Instruction: Scan the entries and tally the lines that include the string "Headers". Reply with the figure alone.

Dataset:
┌──
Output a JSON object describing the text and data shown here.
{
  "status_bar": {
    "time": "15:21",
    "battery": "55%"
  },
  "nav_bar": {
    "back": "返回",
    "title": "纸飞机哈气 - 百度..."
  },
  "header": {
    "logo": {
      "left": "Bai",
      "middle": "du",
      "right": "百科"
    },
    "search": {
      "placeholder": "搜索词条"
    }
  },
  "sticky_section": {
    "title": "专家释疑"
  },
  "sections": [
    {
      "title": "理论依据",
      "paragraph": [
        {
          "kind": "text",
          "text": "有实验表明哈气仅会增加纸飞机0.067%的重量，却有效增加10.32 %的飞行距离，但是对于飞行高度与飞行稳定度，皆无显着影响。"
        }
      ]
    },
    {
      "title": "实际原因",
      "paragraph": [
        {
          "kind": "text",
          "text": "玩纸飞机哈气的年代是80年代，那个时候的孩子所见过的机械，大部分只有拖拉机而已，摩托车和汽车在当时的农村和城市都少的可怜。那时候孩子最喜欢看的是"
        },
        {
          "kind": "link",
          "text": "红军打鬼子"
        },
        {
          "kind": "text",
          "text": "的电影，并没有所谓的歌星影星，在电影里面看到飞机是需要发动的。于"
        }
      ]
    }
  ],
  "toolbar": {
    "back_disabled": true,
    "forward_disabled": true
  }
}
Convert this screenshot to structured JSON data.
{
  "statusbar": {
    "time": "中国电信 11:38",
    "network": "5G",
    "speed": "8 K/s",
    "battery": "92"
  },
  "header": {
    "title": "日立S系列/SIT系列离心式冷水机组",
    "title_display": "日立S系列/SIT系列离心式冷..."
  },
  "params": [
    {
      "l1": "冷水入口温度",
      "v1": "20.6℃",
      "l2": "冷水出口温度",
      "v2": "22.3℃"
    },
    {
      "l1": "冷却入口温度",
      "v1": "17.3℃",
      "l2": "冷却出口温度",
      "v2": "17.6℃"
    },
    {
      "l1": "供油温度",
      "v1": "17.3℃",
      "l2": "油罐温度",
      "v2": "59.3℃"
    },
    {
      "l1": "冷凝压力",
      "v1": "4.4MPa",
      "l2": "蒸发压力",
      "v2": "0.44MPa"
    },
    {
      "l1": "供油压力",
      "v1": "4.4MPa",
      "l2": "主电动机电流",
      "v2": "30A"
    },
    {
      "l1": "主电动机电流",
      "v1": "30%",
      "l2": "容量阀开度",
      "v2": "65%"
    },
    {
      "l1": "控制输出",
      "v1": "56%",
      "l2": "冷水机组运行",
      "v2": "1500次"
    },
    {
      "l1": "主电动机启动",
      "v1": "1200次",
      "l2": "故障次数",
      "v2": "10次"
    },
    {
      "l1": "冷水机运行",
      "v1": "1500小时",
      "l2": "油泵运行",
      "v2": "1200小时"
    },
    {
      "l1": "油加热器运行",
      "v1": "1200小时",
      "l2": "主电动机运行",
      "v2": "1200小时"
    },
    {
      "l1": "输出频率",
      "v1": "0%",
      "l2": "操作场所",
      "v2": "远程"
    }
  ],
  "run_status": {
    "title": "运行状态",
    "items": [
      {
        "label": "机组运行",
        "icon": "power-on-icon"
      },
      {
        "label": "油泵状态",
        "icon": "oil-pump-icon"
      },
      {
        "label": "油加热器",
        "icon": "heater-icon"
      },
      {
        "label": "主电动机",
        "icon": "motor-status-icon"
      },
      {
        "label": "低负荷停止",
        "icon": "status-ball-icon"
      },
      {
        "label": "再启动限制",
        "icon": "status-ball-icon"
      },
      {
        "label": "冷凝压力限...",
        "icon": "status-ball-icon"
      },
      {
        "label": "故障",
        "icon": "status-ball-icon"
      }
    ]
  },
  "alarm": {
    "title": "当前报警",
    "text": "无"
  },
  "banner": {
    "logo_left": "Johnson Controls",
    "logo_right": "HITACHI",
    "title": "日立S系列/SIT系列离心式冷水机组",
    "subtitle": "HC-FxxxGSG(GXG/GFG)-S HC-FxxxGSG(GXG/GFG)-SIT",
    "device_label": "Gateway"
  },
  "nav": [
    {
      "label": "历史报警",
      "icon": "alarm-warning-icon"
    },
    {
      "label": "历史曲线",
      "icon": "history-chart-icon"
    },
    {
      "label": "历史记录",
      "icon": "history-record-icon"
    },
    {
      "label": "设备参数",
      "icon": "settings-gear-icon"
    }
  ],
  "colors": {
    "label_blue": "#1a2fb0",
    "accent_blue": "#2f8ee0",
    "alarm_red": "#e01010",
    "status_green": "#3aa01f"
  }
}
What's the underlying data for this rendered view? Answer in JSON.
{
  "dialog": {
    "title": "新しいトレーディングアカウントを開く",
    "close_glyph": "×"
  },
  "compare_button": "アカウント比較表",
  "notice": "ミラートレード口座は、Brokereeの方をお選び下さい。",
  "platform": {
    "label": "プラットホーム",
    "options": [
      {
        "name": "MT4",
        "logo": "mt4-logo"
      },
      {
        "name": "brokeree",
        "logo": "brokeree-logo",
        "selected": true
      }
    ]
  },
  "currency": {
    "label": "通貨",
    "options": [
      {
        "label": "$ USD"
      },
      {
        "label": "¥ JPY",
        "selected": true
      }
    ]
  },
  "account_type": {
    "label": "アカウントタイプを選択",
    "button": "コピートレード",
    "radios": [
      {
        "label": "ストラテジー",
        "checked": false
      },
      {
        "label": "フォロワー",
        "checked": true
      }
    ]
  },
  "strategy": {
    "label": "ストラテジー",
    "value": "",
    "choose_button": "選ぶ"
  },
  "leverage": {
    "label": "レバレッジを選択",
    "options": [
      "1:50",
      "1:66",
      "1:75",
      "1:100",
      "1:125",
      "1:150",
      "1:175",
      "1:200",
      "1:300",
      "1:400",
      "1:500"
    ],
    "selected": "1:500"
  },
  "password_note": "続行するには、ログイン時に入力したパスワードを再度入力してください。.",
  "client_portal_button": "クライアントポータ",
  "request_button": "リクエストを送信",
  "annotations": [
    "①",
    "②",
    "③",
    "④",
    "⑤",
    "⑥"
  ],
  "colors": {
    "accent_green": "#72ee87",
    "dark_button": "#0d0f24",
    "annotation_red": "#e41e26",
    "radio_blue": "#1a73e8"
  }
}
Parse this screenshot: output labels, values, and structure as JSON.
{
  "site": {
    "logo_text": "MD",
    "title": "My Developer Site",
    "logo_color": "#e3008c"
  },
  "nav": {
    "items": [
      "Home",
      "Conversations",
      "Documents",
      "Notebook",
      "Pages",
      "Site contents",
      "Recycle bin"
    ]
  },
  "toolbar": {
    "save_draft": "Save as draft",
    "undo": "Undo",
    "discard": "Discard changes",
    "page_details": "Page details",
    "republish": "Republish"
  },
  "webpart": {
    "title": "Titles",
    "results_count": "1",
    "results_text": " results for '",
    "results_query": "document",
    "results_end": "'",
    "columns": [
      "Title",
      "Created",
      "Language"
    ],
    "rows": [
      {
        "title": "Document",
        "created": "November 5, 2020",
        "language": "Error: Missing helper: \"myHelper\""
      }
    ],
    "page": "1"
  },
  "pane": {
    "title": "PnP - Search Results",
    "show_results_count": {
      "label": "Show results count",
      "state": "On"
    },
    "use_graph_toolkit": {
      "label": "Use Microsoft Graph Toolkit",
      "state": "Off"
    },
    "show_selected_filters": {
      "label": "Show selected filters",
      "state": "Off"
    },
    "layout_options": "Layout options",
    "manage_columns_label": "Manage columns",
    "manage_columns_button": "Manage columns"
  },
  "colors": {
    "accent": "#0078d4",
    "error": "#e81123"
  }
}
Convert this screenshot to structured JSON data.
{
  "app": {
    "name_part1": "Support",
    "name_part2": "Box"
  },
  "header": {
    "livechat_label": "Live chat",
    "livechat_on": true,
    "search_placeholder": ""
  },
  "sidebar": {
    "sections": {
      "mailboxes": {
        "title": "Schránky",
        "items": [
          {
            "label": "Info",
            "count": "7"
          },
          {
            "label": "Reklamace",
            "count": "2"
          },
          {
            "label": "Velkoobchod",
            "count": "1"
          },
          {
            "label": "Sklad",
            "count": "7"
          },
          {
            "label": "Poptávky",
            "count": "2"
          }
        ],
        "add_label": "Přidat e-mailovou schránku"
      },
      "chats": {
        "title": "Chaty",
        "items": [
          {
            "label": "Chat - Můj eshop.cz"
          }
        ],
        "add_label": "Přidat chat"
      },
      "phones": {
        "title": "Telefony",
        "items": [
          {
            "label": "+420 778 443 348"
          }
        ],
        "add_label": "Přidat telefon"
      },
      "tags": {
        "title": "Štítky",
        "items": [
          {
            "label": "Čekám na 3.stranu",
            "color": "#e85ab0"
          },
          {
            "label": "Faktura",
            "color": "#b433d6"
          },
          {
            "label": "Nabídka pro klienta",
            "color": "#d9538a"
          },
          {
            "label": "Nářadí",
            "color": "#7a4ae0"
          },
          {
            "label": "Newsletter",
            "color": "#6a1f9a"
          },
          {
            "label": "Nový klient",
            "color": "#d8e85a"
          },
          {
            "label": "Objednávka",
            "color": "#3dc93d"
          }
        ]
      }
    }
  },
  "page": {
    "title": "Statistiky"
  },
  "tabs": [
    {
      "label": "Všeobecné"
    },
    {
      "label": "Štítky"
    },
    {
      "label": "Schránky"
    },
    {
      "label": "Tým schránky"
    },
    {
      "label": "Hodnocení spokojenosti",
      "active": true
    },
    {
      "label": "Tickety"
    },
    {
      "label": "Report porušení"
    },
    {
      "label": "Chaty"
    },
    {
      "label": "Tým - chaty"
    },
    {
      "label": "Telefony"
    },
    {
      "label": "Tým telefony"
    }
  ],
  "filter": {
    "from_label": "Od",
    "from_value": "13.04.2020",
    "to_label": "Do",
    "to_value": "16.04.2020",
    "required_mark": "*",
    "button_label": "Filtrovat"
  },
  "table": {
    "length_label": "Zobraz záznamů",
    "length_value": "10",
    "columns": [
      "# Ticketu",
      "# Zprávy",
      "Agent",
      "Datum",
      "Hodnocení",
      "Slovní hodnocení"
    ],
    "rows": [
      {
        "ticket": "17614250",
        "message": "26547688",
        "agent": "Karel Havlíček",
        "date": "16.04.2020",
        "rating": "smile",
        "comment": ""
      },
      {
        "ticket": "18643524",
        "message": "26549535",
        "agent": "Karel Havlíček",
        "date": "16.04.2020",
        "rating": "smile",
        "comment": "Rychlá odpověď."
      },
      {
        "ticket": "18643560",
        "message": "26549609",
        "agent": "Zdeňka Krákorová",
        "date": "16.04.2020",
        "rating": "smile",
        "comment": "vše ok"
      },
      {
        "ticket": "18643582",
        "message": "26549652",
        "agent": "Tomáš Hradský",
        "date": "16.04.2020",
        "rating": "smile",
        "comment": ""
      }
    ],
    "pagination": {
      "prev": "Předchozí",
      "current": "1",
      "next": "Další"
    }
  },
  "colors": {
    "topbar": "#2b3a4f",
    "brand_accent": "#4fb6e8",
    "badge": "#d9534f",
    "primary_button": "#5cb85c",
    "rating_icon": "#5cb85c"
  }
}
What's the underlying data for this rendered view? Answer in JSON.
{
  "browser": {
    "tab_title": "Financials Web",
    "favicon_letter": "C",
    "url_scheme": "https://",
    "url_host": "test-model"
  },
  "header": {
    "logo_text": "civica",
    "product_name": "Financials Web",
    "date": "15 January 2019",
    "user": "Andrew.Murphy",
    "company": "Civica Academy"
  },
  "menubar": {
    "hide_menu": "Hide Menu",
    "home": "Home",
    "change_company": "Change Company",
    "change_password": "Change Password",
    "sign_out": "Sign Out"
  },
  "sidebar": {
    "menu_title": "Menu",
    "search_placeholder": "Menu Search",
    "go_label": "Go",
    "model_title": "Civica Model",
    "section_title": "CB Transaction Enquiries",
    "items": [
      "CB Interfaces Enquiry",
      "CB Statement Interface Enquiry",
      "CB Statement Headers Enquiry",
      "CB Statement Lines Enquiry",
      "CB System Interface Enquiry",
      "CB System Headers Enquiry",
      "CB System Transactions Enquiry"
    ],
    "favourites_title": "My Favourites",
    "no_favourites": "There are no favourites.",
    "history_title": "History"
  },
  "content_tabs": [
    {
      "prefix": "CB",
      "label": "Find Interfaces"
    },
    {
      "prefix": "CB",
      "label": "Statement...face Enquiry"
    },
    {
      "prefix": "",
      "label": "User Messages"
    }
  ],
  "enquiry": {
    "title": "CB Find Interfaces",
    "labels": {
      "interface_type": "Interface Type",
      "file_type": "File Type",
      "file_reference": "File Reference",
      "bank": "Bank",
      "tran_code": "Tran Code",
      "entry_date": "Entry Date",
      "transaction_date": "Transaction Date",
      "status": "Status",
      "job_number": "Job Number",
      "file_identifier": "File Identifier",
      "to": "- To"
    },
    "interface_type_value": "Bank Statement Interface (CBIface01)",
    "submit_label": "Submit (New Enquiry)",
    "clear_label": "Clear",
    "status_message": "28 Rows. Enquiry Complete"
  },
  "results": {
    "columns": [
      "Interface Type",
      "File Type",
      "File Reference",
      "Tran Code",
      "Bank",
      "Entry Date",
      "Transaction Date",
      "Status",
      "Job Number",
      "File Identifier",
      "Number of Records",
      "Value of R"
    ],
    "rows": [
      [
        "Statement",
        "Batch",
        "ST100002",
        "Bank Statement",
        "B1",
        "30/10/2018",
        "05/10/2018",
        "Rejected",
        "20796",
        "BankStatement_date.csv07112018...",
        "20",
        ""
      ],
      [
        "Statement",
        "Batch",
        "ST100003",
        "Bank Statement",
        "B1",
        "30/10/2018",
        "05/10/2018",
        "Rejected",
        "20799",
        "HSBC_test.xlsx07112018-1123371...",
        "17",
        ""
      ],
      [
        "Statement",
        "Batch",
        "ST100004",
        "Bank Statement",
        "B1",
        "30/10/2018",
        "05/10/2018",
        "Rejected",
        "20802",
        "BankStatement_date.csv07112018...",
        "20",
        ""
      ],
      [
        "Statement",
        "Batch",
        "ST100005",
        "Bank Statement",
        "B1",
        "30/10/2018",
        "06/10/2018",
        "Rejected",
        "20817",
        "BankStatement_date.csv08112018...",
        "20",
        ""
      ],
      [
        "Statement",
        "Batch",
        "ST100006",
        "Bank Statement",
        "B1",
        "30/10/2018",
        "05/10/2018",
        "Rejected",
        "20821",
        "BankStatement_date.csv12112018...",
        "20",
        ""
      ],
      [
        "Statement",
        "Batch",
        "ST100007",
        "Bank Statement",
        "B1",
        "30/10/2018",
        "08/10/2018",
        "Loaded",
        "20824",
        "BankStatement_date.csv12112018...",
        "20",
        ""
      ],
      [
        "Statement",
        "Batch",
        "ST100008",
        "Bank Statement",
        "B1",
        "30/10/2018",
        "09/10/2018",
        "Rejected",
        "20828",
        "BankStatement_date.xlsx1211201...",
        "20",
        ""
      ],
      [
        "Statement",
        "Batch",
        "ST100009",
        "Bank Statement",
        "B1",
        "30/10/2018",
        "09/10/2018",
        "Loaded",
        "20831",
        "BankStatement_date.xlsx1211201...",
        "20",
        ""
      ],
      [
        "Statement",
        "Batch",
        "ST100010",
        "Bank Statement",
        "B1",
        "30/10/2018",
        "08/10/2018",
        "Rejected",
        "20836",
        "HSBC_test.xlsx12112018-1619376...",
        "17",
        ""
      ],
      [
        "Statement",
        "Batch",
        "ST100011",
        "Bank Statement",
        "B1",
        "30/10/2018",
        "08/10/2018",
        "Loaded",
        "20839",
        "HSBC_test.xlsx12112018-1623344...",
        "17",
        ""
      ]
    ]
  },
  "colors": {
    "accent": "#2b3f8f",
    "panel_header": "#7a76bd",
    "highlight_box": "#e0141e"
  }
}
└──
The reply: 2